### Your task
Filter these entries, keeping only lines that hold the word "flow".

──────── Raw data ────────

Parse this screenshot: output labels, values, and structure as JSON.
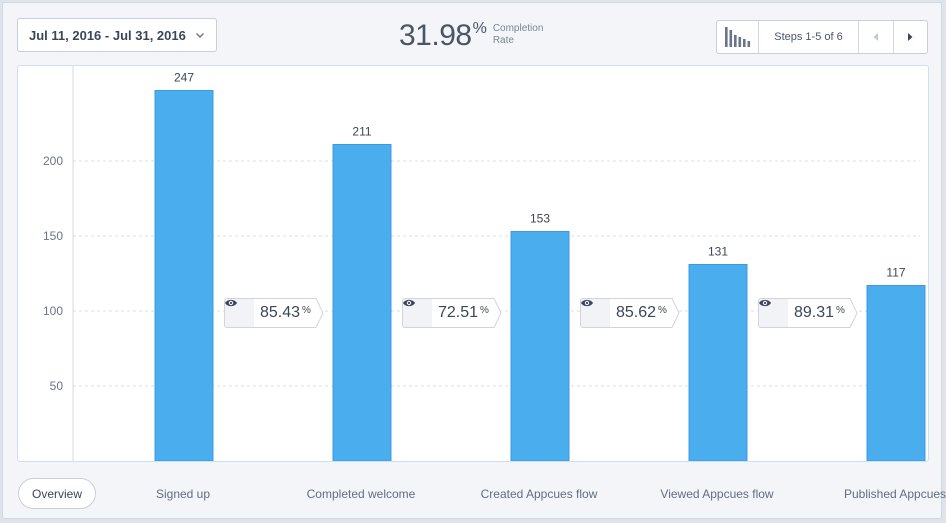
{
  "header": {
    "date_range": "Jul 11, 2016 - Jul 31, 2016",
    "completion_value": "31.98",
    "completion_unit": "%",
    "completion_label_line1": "Completion",
    "completion_label_line2": "Rate",
    "steps_label": "Steps 1-5 of 6"
  },
  "footer": {
    "overview_label": "Overview"
  },
  "colors": {
    "bar": "#4aaded",
    "bar_stroke": "#3b9be0",
    "grid": "#d8dde4"
  },
  "chart_data": {
    "type": "bar",
    "categories": [
      "Signed up",
      "Completed welcome",
      "Created Appcues flow",
      "Viewed Appcues flow",
      "Published Appcues"
    ],
    "values": [
      247,
      211,
      153,
      131,
      117
    ],
    "yticks": [
      50,
      100,
      150,
      200
    ],
    "ylim": [
      0,
      265
    ],
    "grid": true,
    "conversions": [
      {
        "value": "85.43",
        "unit": "%"
      },
      {
        "value": "72.51",
        "unit": "%"
      },
      {
        "value": "85.62",
        "unit": "%"
      },
      {
        "value": "89.31",
        "unit": "%"
      }
    ]
  }
}
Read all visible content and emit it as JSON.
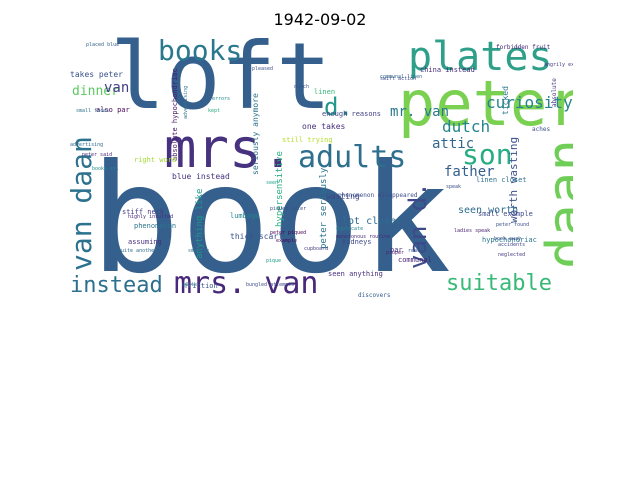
{
  "title": "1942-09-02",
  "words": [
    {
      "text": "book",
      "color": "#35608d",
      "weight": "big",
      "orient": "h"
    },
    {
      "text": "loft",
      "color": "#35608d",
      "weight": "big",
      "orient": "h"
    },
    {
      "text": "mrs.",
      "color": "#46327e",
      "weight": "large",
      "orient": "h"
    },
    {
      "text": "peter",
      "color": "#7ad151",
      "weight": "large",
      "orient": "h"
    },
    {
      "text": "daan",
      "color": "#6ece58",
      "weight": "large",
      "orient": "v"
    },
    {
      "text": "plates",
      "color": "#2e9f88",
      "weight": "medium",
      "orient": "h"
    },
    {
      "text": "adults",
      "color": "#2e6f8e",
      "weight": "medium",
      "orient": "h"
    },
    {
      "text": "books",
      "color": "#2a788e",
      "weight": "medium",
      "orient": "h"
    },
    {
      "text": "mrs. van",
      "color": "#482878",
      "weight": "medium",
      "orient": "h"
    },
    {
      "text": "van daan",
      "color": "#2c718e",
      "weight": "medium",
      "orient": "v"
    },
    {
      "text": "son",
      "color": "#26ad81",
      "weight": "medium",
      "orient": "h"
    },
    {
      "text": "van d.",
      "color": "#3e4989",
      "weight": "medium",
      "orient": "v"
    },
    {
      "text": "suitable",
      "color": "#38b977",
      "weight": "medium",
      "orient": "h"
    },
    {
      "text": "instead",
      "color": "#2d708e",
      "weight": "medium",
      "orient": "h"
    },
    {
      "text": "d.",
      "color": "#1f988b",
      "weight": "small",
      "orient": "h"
    },
    {
      "text": "mr. van",
      "color": "#2a788e",
      "weight": "small",
      "orient": "h"
    },
    {
      "text": "curiosity",
      "color": "#25848e",
      "weight": "small",
      "orient": "h"
    },
    {
      "text": "dinner",
      "color": "#5ec962",
      "weight": "small",
      "orient": "h"
    },
    {
      "text": "van",
      "color": "#433e85",
      "weight": "small",
      "orient": "h"
    },
    {
      "text": "dutch",
      "color": "#25858e",
      "weight": "small",
      "orient": "h"
    },
    {
      "text": "attic",
      "color": "#31688e",
      "weight": "small",
      "orient": "h"
    },
    {
      "text": "father",
      "color": "#355f8d",
      "weight": "small",
      "orient": "h"
    },
    {
      "text": "worth wasting",
      "color": "#3b528b",
      "weight": "tiny",
      "orient": "v"
    },
    {
      "text": "seen worth",
      "color": "#2f6c8e",
      "weight": "tiny",
      "orient": "h"
    },
    {
      "text": "lot closer",
      "color": "#2f6b8e",
      "weight": "tiny",
      "orient": "h"
    },
    {
      "text": "blue instead",
      "color": "#46337f",
      "weight": "tiny",
      "orient": "h"
    },
    {
      "text": "one takes",
      "color": "#472d7b",
      "weight": "tiny",
      "orient": "h"
    },
    {
      "text": "takes peter",
      "color": "#3b518b",
      "weight": "tiny",
      "orient": "h"
    },
    {
      "text": "also par",
      "color": "#440154",
      "weight": "tiny",
      "orient": "h"
    },
    {
      "text": "peter seriously",
      "color": "#2c728e",
      "weight": "tiny",
      "orient": "v"
    },
    {
      "text": "anything like",
      "color": "#1f968b",
      "weight": "tiny",
      "orient": "v"
    },
    {
      "text": "hypersensitive",
      "color": "#2ab07f",
      "weight": "tiny",
      "orient": "v"
    },
    {
      "text": "hypochondriac",
      "color": "#2a788e",
      "weight": "tiny",
      "orient": "h"
    },
    {
      "text": "small example",
      "color": "#3e4a89",
      "weight": "tiny",
      "orient": "h"
    },
    {
      "text": "wasting",
      "color": "#3f4788",
      "weight": "tiny",
      "orient": "h"
    },
    {
      "text": "still trying",
      "color": "#b5de2b",
      "weight": "tiny",
      "orient": "h"
    },
    {
      "text": "seen anything",
      "color": "#46307e",
      "weight": "tiny",
      "orient": "h"
    },
    {
      "text": "thick scarf",
      "color": "#3a538b",
      "weight": "tiny",
      "orient": "h"
    },
    {
      "text": "stiff neck",
      "color": "#433d84",
      "weight": "tiny",
      "orient": "h"
    },
    {
      "text": "phenomenon",
      "color": "#2c738e",
      "weight": "tiny",
      "orient": "h"
    },
    {
      "text": "assuming",
      "color": "#472f7d",
      "weight": "tiny",
      "orient": "h"
    },
    {
      "text": "lumbago",
      "color": "#25838e",
      "weight": "tiny",
      "orient": "h"
    },
    {
      "text": "friction",
      "color": "#3b528b",
      "weight": "tiny",
      "orient": "h"
    },
    {
      "text": "kidneys",
      "color": "#3f4889",
      "weight": "tiny",
      "orient": "h"
    },
    {
      "text": "linen closet",
      "color": "#2c728e",
      "weight": "tiny",
      "orient": "h"
    },
    {
      "text": "seriously anymore",
      "color": "#2c738e",
      "weight": "tiny",
      "orient": "v"
    },
    {
      "text": "enough reasons",
      "color": "#414287",
      "weight": "tiny",
      "orient": "h"
    },
    {
      "text": "china instead",
      "color": "#472c7a",
      "weight": "tiny",
      "orient": "h"
    },
    {
      "text": "absolute hypochondriac",
      "color": "#481b6d",
      "weight": "tiny",
      "orient": "v"
    },
    {
      "text": "right word",
      "color": "#a5db36",
      "weight": "tiny",
      "orient": "h"
    },
    {
      "text": "linen",
      "color": "#35b779",
      "weight": "tiny",
      "orient": "h"
    },
    {
      "text": "communal",
      "color": "#482475",
      "weight": "tiny",
      "orient": "h"
    },
    {
      "text": "par",
      "color": "#463480",
      "weight": "tiny",
      "orient": "h"
    },
    {
      "text": "discovers",
      "color": "#355e8d",
      "weight": "tiny",
      "orient": "h"
    },
    {
      "text": "phenomenon disappeared",
      "color": "#3d4d8a",
      "weight": "tiny",
      "orient": "h"
    },
    {
      "text": "ticked",
      "color": "#2a788e",
      "weight": "tiny",
      "orient": "v"
    },
    {
      "text": "aches",
      "color": "#3b518b",
      "weight": "tiny",
      "orient": "h"
    },
    {
      "text": "absolute",
      "color": "#453781",
      "weight": "tiny",
      "orient": "v"
    },
    {
      "text": "advertising",
      "color": "#2f6c8e",
      "weight": "micro",
      "orient": "h"
    },
    {
      "text": "forbidden fruit",
      "color": "#482677",
      "weight": "micro",
      "orient": "h"
    },
    {
      "text": "angrily exclaimed",
      "color": "#443983",
      "weight": "micro",
      "orient": "h"
    },
    {
      "text": "pleased",
      "color": "#3b518b",
      "weight": "micro",
      "orient": "h"
    },
    {
      "text": "placed blue",
      "color": "#34618d",
      "weight": "micro",
      "orient": "h"
    },
    {
      "text": "quite",
      "color": "#2d708e",
      "weight": "micro",
      "orient": "h"
    },
    {
      "text": "ladies speak",
      "color": "#481f70",
      "weight": "micro",
      "orient": "h"
    },
    {
      "text": "peter found",
      "color": "#3c4f8a",
      "weight": "micro",
      "orient": "h"
    },
    {
      "text": "book away",
      "color": "#3d4e8a",
      "weight": "micro",
      "orient": "h"
    },
    {
      "text": "duplicate",
      "color": "#25848e",
      "weight": "micro",
      "orient": "h"
    },
    {
      "text": "swift action",
      "color": "#3e4989",
      "weight": "micro",
      "orient": "h"
    },
    {
      "text": "proper",
      "color": "#482374",
      "weight": "micro",
      "orient": "h"
    },
    {
      "text": "communal linen",
      "color": "#33638d",
      "weight": "micro",
      "orient": "h"
    },
    {
      "text": "sad mr.",
      "color": "#2a778e",
      "weight": "micro",
      "orient": "h"
    },
    {
      "text": "dutch",
      "color": "#3a548c",
      "weight": "micro",
      "orient": "h"
    },
    {
      "text": "pique",
      "color": "#1e9b8a",
      "weight": "micro",
      "orient": "h"
    },
    {
      "text": "example",
      "color": "#46085c",
      "weight": "micro",
      "orient": "h"
    },
    {
      "text": "monotonous routine",
      "color": "#482979",
      "weight": "micro",
      "orient": "h"
    },
    {
      "text": "piqued peter",
      "color": "#3b528b",
      "weight": "micro",
      "orient": "h"
    },
    {
      "text": "peter piqued",
      "color": "#440154",
      "weight": "micro",
      "orient": "h"
    },
    {
      "text": "cupboard",
      "color": "#433e85",
      "weight": "micro",
      "orient": "h"
    },
    {
      "text": "go looking",
      "color": "#33628d",
      "weight": "micro",
      "orient": "h"
    },
    {
      "text": "quite another",
      "color": "#2f6c8e",
      "weight": "micro",
      "orient": "h"
    },
    {
      "text": "smartly",
      "color": "#2d708e",
      "weight": "micro",
      "orient": "h"
    },
    {
      "text": "reach",
      "color": "#365c8d",
      "weight": "micro",
      "orient": "h"
    },
    {
      "text": "accidents",
      "color": "#3f4788",
      "weight": "micro",
      "orient": "h"
    },
    {
      "text": "neglected",
      "color": "#453882",
      "weight": "micro",
      "orient": "h"
    },
    {
      "text": "kept",
      "color": "#27ad81",
      "weight": "micro",
      "orient": "h"
    },
    {
      "text": "errors",
      "color": "#24868e",
      "weight": "micro",
      "orient": "h"
    },
    {
      "text": "highly insulted",
      "color": "#472a7a",
      "weight": "micro",
      "orient": "h"
    },
    {
      "text": "bungled attempts",
      "color": "#3e4c8a",
      "weight": "micro",
      "orient": "h"
    },
    {
      "text": "books sr.",
      "color": "#238a8d",
      "weight": "micro",
      "orient": "h"
    },
    {
      "text": "small faces",
      "color": "#2c728e",
      "weight": "micro",
      "orient": "h"
    },
    {
      "text": "seen",
      "color": "#20a386",
      "weight": "micro",
      "orient": "h"
    },
    {
      "text": "advertising",
      "color": "#2b748e",
      "weight": "micro",
      "orient": "v"
    },
    {
      "text": "peter said",
      "color": "#472c7a",
      "weight": "micro",
      "orient": "h"
    },
    {
      "text": "speak",
      "color": "#3d4e8a",
      "weight": "micro",
      "orient": "h"
    }
  ]
}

────────

### Solution to the exercise
      "Created Appcues flow",
      "Viewed Appcues flow",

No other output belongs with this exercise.